Requirements:
State how many lines of the entries hold the string "paper", and output nothing but that count.

Listing:
==========

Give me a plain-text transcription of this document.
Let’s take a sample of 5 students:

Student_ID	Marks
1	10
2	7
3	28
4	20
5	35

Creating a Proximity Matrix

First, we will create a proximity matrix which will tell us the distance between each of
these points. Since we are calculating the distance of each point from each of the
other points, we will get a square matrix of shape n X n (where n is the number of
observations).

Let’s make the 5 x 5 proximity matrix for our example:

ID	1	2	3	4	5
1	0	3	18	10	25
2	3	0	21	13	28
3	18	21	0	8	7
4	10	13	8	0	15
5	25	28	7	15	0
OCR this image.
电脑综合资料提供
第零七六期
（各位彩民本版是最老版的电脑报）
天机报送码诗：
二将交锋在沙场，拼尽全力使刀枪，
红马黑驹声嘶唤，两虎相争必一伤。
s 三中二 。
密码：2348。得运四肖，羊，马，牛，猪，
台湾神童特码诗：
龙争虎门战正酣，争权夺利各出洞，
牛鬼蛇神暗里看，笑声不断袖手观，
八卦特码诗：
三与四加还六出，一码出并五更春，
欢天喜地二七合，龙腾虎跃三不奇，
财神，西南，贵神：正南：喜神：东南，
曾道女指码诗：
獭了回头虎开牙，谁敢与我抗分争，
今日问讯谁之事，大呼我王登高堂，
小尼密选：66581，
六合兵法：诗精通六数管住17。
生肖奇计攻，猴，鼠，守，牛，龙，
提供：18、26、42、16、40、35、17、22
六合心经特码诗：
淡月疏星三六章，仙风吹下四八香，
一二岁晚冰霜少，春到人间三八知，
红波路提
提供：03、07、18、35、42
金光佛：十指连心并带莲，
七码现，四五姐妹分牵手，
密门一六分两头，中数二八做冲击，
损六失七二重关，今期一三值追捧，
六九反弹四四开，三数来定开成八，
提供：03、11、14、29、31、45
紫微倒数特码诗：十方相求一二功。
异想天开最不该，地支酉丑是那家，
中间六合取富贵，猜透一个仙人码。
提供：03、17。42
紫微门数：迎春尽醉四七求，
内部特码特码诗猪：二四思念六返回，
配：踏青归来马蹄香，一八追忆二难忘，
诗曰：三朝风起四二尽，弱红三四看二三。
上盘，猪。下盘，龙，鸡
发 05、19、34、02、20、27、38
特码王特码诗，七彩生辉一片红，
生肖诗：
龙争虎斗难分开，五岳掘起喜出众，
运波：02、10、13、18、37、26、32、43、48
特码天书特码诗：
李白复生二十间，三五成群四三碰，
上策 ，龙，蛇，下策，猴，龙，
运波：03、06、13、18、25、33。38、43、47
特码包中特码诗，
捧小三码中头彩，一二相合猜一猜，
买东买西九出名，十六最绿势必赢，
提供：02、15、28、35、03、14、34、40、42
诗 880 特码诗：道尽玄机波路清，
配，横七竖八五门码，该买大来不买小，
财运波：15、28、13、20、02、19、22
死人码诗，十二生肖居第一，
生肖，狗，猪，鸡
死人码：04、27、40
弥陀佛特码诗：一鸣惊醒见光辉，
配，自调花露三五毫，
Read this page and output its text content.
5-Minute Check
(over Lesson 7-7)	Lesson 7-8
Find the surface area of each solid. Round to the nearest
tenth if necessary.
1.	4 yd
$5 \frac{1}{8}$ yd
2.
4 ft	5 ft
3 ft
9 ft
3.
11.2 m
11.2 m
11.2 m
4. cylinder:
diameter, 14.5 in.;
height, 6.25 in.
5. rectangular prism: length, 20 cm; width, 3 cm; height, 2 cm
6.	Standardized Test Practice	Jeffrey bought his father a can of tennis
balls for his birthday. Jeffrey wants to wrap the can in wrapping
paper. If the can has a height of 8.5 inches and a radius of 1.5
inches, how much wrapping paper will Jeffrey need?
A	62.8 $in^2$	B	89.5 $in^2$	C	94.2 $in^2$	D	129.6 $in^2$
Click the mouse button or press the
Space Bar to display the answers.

==========

Answer to the task:
2